::: Data supplied
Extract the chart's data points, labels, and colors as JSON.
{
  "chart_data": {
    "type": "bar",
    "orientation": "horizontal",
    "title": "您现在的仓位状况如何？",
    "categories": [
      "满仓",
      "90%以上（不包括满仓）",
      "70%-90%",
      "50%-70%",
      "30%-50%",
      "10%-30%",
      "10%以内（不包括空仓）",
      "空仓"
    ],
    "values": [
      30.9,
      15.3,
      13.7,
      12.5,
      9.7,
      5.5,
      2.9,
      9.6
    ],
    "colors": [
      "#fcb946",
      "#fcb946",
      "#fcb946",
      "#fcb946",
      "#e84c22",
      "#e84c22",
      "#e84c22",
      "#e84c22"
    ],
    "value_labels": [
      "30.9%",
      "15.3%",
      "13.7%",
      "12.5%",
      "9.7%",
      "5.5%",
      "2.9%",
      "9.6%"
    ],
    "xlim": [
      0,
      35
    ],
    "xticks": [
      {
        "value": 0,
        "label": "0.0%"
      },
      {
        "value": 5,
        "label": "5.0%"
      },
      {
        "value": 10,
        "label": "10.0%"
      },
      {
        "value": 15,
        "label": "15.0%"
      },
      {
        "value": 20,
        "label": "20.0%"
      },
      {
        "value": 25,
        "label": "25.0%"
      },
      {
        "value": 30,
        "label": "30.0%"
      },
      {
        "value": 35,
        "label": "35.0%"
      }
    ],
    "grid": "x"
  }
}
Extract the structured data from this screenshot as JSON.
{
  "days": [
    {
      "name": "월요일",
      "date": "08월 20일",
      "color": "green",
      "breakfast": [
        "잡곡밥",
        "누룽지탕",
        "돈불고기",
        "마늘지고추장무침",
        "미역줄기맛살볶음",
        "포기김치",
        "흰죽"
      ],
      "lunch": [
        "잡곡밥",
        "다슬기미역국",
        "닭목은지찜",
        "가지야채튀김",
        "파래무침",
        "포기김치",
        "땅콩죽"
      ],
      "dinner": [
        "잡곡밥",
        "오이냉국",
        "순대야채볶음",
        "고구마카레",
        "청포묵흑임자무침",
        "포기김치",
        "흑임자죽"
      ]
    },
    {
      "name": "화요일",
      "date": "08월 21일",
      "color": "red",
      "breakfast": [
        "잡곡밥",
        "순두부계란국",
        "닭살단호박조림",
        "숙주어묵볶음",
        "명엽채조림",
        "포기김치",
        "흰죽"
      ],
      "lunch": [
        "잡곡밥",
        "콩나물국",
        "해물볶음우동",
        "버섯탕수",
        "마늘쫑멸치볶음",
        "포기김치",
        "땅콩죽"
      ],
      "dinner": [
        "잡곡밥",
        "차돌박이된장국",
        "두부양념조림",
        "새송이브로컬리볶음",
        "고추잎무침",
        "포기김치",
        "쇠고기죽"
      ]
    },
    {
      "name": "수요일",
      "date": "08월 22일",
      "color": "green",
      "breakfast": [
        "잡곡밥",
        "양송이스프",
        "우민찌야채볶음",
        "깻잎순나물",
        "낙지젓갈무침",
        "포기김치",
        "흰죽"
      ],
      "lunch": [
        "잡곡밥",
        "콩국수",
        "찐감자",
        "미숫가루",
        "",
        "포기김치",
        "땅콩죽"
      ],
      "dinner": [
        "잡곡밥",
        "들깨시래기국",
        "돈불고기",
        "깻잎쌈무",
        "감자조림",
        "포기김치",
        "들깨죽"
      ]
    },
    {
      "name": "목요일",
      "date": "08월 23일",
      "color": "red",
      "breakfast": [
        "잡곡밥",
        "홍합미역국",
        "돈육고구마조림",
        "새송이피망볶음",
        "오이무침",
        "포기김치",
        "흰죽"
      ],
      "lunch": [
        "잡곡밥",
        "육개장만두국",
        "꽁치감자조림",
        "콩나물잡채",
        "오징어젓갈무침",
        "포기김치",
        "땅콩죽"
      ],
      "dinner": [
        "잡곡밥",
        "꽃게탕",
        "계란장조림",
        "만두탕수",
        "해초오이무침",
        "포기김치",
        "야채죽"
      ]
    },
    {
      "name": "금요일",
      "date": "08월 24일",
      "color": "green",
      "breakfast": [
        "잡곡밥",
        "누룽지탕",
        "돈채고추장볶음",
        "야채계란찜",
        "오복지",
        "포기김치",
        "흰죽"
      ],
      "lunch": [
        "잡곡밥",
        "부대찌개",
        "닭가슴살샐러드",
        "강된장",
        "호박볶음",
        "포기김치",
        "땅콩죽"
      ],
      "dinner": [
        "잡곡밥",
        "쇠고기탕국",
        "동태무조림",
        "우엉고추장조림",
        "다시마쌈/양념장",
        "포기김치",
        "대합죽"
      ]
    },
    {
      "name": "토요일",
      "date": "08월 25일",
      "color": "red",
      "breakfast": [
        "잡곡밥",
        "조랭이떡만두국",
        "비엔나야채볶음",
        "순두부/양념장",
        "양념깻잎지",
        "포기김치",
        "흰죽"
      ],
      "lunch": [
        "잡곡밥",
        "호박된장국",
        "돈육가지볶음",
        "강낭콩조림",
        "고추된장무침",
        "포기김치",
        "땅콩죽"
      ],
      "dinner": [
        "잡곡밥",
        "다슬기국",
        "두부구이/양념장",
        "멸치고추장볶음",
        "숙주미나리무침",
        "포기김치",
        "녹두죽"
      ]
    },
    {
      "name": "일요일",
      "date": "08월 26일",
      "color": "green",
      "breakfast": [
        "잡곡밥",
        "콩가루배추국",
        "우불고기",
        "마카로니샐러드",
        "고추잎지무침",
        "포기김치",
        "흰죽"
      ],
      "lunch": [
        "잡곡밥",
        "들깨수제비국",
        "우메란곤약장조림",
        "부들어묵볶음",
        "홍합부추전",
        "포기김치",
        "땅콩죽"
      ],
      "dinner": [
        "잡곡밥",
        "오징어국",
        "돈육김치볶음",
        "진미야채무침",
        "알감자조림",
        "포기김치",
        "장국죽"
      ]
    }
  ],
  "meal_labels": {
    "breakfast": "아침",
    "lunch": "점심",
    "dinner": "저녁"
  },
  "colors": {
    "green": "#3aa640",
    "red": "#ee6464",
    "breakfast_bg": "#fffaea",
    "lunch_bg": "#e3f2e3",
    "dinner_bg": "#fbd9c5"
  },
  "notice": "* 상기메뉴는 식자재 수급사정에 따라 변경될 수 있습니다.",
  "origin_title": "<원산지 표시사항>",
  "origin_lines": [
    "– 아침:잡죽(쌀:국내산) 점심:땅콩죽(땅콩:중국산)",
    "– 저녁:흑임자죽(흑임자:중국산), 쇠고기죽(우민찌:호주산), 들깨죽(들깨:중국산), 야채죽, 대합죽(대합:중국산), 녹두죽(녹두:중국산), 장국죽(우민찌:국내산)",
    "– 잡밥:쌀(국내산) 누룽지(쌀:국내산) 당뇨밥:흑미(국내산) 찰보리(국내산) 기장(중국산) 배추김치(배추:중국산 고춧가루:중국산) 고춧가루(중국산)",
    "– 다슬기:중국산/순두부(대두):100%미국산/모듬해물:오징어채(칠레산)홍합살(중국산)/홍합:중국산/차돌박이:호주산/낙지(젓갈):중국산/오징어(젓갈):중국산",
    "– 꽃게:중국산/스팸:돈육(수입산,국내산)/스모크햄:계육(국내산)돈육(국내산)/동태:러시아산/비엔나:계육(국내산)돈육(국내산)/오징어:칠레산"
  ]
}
::::::
Report each line of the material above where the word "흑임자죽" appears.

        "흑임자죽"
    "– 저녁:흑임자죽(흑임자:중국산), 쇠고기죽(우민찌:호주산), 들깨죽(들깨:중국산), 야채죽, 대합죽(대합:중국산), 녹두죽(녹두:중국산), 장국죽(우민찌:국내산)",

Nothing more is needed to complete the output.